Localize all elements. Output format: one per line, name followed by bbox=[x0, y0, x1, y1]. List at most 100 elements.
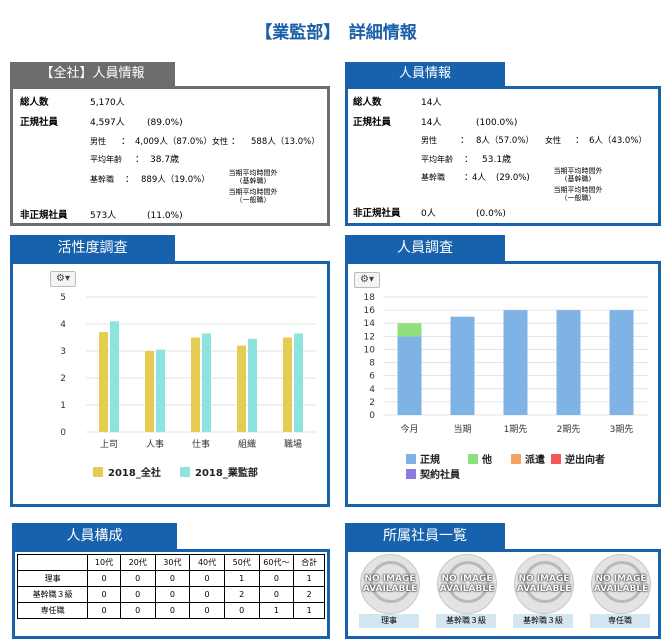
bar-dept bbox=[248, 338, 257, 432]
bar-segment bbox=[397, 323, 422, 337]
female-label: 女性 bbox=[212, 137, 228, 146]
chart-options-gear-icon[interactable]: ⚙▾ bbox=[354, 272, 380, 288]
member-photo-placeholder-icon[interactable]: NO IMAGE AVAILABLE bbox=[437, 554, 497, 614]
member-photo-placeholder-icon[interactable]: NO IMAGE AVAILABLE bbox=[360, 554, 420, 614]
total-label: 総人数 bbox=[20, 97, 49, 108]
legend-swatch bbox=[511, 454, 521, 464]
table-cell: 0 bbox=[258, 570, 295, 587]
table-header-row: 10代 20代 30代 40代 50代 60代～ 合計 bbox=[16, 554, 325, 571]
y-tick-label: 4 bbox=[60, 320, 66, 330]
table-cell bbox=[16, 554, 89, 571]
bar-dept bbox=[294, 333, 303, 432]
core-label: 基幹職 bbox=[421, 173, 445, 182]
table-cell: 1 bbox=[293, 602, 325, 619]
table-cell: 0 bbox=[87, 586, 121, 603]
table-cell: 0 bbox=[189, 570, 225, 587]
bar-company bbox=[145, 351, 154, 432]
y-tick-label: 12 bbox=[364, 332, 375, 342]
composition-panel: 10代 20代 30代 40代 50代 60代～ 合計 理事 0 0 0 0 1 0 1 基幹職３級 0 0 0 0 2… bbox=[12, 549, 330, 639]
legend-swatch bbox=[551, 454, 561, 464]
table-cell: 10代 bbox=[87, 554, 121, 571]
nonregular-pct: (0.0%) bbox=[476, 209, 506, 219]
staff-survey-tab: 人員調査 bbox=[345, 235, 505, 261]
female-label: 女性 bbox=[545, 136, 561, 145]
x-tick-label: 仕事 bbox=[192, 438, 210, 450]
dept-info-tab: 人員情報 bbox=[345, 62, 505, 86]
y-tick-label: 2 bbox=[369, 398, 375, 408]
x-tick-label: 当期 bbox=[453, 423, 471, 435]
x-tick-label: 職場 bbox=[284, 438, 302, 450]
bar-company bbox=[99, 332, 108, 432]
table-row: 専任職 0 0 0 0 0 1 1 bbox=[16, 602, 325, 619]
table-cell: 2 bbox=[223, 586, 260, 603]
staff-survey-panel: ⚙▾ 0 2 4 6 8 10 12 14 16 18 今月 当期 1期先 2期先 3期先 正規 他 派遣 逆出向者… bbox=[345, 261, 661, 507]
legend-swatch bbox=[406, 469, 416, 479]
activity-bar-chart: 0 1 2 3 4 5 上司 人事 仕事 組織 職場 2018_全社 2018_業監部 bbox=[60, 293, 316, 479]
table-cell: 0 bbox=[258, 586, 295, 603]
bar-segment bbox=[609, 310, 634, 415]
regular-pct: (100.0%) bbox=[476, 118, 518, 128]
bar-company bbox=[237, 345, 246, 432]
total-value: 5,170人 bbox=[90, 98, 125, 108]
regular-pct: (89.0%) bbox=[147, 118, 183, 128]
male-colon: ： bbox=[121, 137, 131, 147]
table-row: 基幹職３級 0 0 0 0 2 0 2 bbox=[16, 586, 325, 603]
table-cell: 2 bbox=[293, 586, 325, 603]
table-cell: 0 bbox=[119, 570, 156, 587]
female-value: 6人（43.0%） bbox=[589, 136, 647, 146]
regular-value: 14人 bbox=[421, 118, 442, 128]
table-cell: 基幹職３級 bbox=[16, 586, 89, 603]
regular-label: 正規社員 bbox=[353, 117, 392, 128]
composition-tab: 人員構成 bbox=[12, 523, 177, 549]
age-label: 平均年齢 bbox=[421, 155, 453, 164]
no-image-text: NO IMAGE AVAILABLE bbox=[439, 574, 495, 594]
male-label: 男性 bbox=[90, 137, 106, 146]
no-image-text: NO IMAGE AVAILABLE bbox=[362, 574, 418, 594]
male-value: 4,009人（87.0%） bbox=[135, 137, 212, 147]
y-tick-label: 14 bbox=[364, 319, 376, 329]
no-image-text: NO IMAGE AVAILABLE bbox=[593, 574, 649, 594]
core-colon: ： bbox=[464, 173, 474, 183]
x-tick-label: 2期先 bbox=[557, 423, 581, 435]
nonregular-label: 非正規社員 bbox=[20, 210, 68, 221]
x-tick-label: 今月 bbox=[400, 423, 418, 435]
y-tick-label: 3 bbox=[60, 347, 66, 357]
member-photo-placeholder-icon[interactable]: NO IMAGE AVAILABLE bbox=[591, 554, 651, 614]
bar-segment bbox=[556, 310, 581, 415]
total-value: 14人 bbox=[421, 98, 442, 108]
table-cell: 40代 bbox=[189, 554, 225, 571]
legend-label: 2018_全社 bbox=[108, 466, 161, 479]
age-label: 平均年齢 bbox=[90, 155, 122, 164]
nonregular-label: 非正規社員 bbox=[353, 208, 401, 219]
bar-company bbox=[283, 337, 292, 432]
composition-table: 10代 20代 30代 40代 50代 60代～ 合計 理事 0 0 0 0 1 0 1 基幹職３級 0 0 0 0 2… bbox=[16, 554, 325, 619]
activity-survey-tab: 活性度調査 bbox=[10, 235, 175, 261]
age-colon: ： bbox=[135, 155, 145, 165]
chart-options-gear-icon[interactable]: ⚙▾ bbox=[50, 271, 76, 287]
table-cell: 0 bbox=[223, 602, 260, 619]
table-cell: 30代 bbox=[154, 554, 191, 571]
legend-label: 正規 bbox=[420, 453, 440, 466]
y-tick-label: 5 bbox=[60, 293, 66, 303]
member-photo-placeholder-icon[interactable]: NO IMAGE AVAILABLE bbox=[514, 554, 574, 614]
total-label: 総人数 bbox=[353, 97, 382, 108]
member-role-label: 理事 bbox=[359, 614, 419, 628]
male-label: 男性 bbox=[421, 136, 437, 145]
core-pct: (29.0%) bbox=[496, 173, 530, 183]
y-tick-label: 4 bbox=[369, 385, 375, 395]
nonregular-pct: (11.0%) bbox=[147, 211, 183, 221]
bar-segment bbox=[397, 336, 422, 415]
female-value: 588人（13.0%） bbox=[251, 137, 320, 147]
activity-survey-panel: ⚙▾ 0 1 2 3 4 5 上司 人事 仕事 組織 職場 2018_全社 2018_業監部 bbox=[10, 261, 330, 507]
table-cell: 専任職 bbox=[16, 602, 89, 619]
bar-dept bbox=[110, 321, 119, 432]
x-tick-label: 上司 bbox=[100, 439, 118, 450]
male-value: 8人（57.0%） bbox=[476, 136, 534, 146]
y-tick-label: 2 bbox=[60, 374, 66, 384]
table-cell: 1 bbox=[223, 570, 260, 587]
regular-value: 4,597人 bbox=[90, 118, 125, 128]
table-cell: 1 bbox=[293, 570, 325, 587]
table-cell: 0 bbox=[154, 602, 191, 619]
table-cell: 0 bbox=[154, 570, 191, 587]
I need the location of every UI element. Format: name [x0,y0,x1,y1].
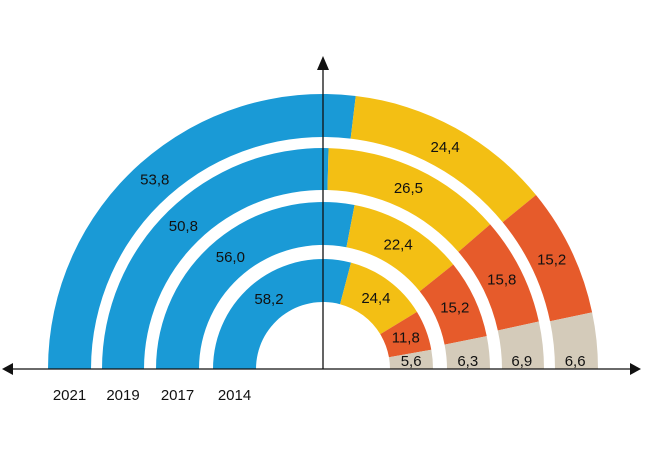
data-label-2019-1: 26,5 [394,180,423,197]
x-axis-right-arrow-icon [630,363,641,375]
data-label-2017-2: 15,2 [440,299,469,316]
data-label-2019-0: 50,8 [169,218,198,235]
data-label-2019-2: 15,8 [487,271,516,288]
data-label-2019-3: 6,9 [511,353,532,370]
segment-2014-2 [380,311,432,358]
segment-2014-0 [213,259,352,369]
segment-2019-1 [327,148,491,252]
data-label-2017-3: 6,3 [457,353,478,370]
segment-2021-0 [48,93,356,369]
segment-2021-1 [350,95,536,223]
x-axis-left-arrow-icon [2,363,13,375]
data-label-2021-0: 53,8 [140,171,169,188]
segment-2019-0 [102,148,329,369]
segment-2017-1 [346,205,454,292]
data-label-2014-0: 58,2 [254,291,283,308]
year-label-2014: 2014 [218,387,251,404]
y-axis-arrow-icon [317,56,329,70]
segment-2017-3 [444,336,490,369]
data-label-2017-1: 22,4 [384,236,413,253]
segment-2017-2 [419,264,487,345]
segment-2019-3 [497,321,544,369]
data-label-2014-2: 11,8 [392,330,420,347]
segment-2014-3 [388,349,433,369]
segment-2019-2 [458,224,539,331]
data-label-2014-3: 5,6 [401,353,422,370]
data-label-2021-3: 6,6 [565,353,586,370]
segment-2014-1 [340,262,417,335]
segment-2021-2 [502,195,593,322]
data-label-2014-1: 24,4 [361,290,390,307]
segment-2021-3 [550,312,598,369]
segment-2017-0 [156,201,355,369]
year-label-2021: 2021 [53,387,86,404]
year-label-2017: 2017 [161,387,194,404]
data-label-2017-0: 56,0 [216,249,245,266]
year-label-2019: 2019 [106,387,139,404]
data-label-2021-1: 24,4 [431,139,460,156]
data-label-2021-2: 15,2 [537,252,566,269]
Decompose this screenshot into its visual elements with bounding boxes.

——

▶ **Instructions to follow**
Print the data from the line containing "bar-dept bbox=[248, 338, 257, 432]" through the line containing "staff-survey-tab: 人員調査 bbox=[345, 235, 505, 261]", both included, reproducing each line verbatim.

▶ **Full solution**
bar-dept bbox=[248, 338, 257, 432]
bar-segment bbox=[397, 323, 422, 337]
female-label: 女性 bbox=[212, 137, 228, 146]
chart-options-gear-icon[interactable]: ⚙▾ bbox=[354, 272, 380, 288]
member-photo-placeholder-icon[interactable]: NO IMAGE AVAILABLE bbox=[437, 554, 497, 614]
member-photo-placeholder-icon[interactable]: NO IMAGE AVAILABLE bbox=[360, 554, 420, 614]
total-label: 総人数 bbox=[20, 97, 49, 108]
legend-swatch bbox=[511, 454, 521, 464]
table-cell: 0 bbox=[258, 570, 295, 587]
table-header-row: 10代 20代 30代 40代 50代 60代～ 合計 bbox=[16, 554, 325, 571]
y-tick-label: 4 bbox=[60, 320, 66, 330]
table-cell bbox=[16, 554, 89, 571]
bar-dept bbox=[294, 333, 303, 432]
core-label: 基幹職 bbox=[421, 173, 445, 182]
table-cell: 1 bbox=[293, 602, 325, 619]
table-cell: 0 bbox=[87, 586, 121, 603]
table-cell: 0 bbox=[189, 570, 225, 587]
bar-company bbox=[145, 351, 154, 432]
y-tick-label: 12 bbox=[364, 332, 375, 342]
composition-panel: 10代 20代 30代 40代 50代 60代～ 合計 理事 0 0 0 0 1 0 1 基幹職３級 0 0 0 0 2… bbox=[12, 549, 330, 639]
legend-swatch bbox=[551, 454, 561, 464]
table-cell: 10代 bbox=[87, 554, 121, 571]
nonregular-pct: (0.0%) bbox=[476, 209, 506, 219]
staff-survey-tab: 人員調査 bbox=[345, 235, 505, 261]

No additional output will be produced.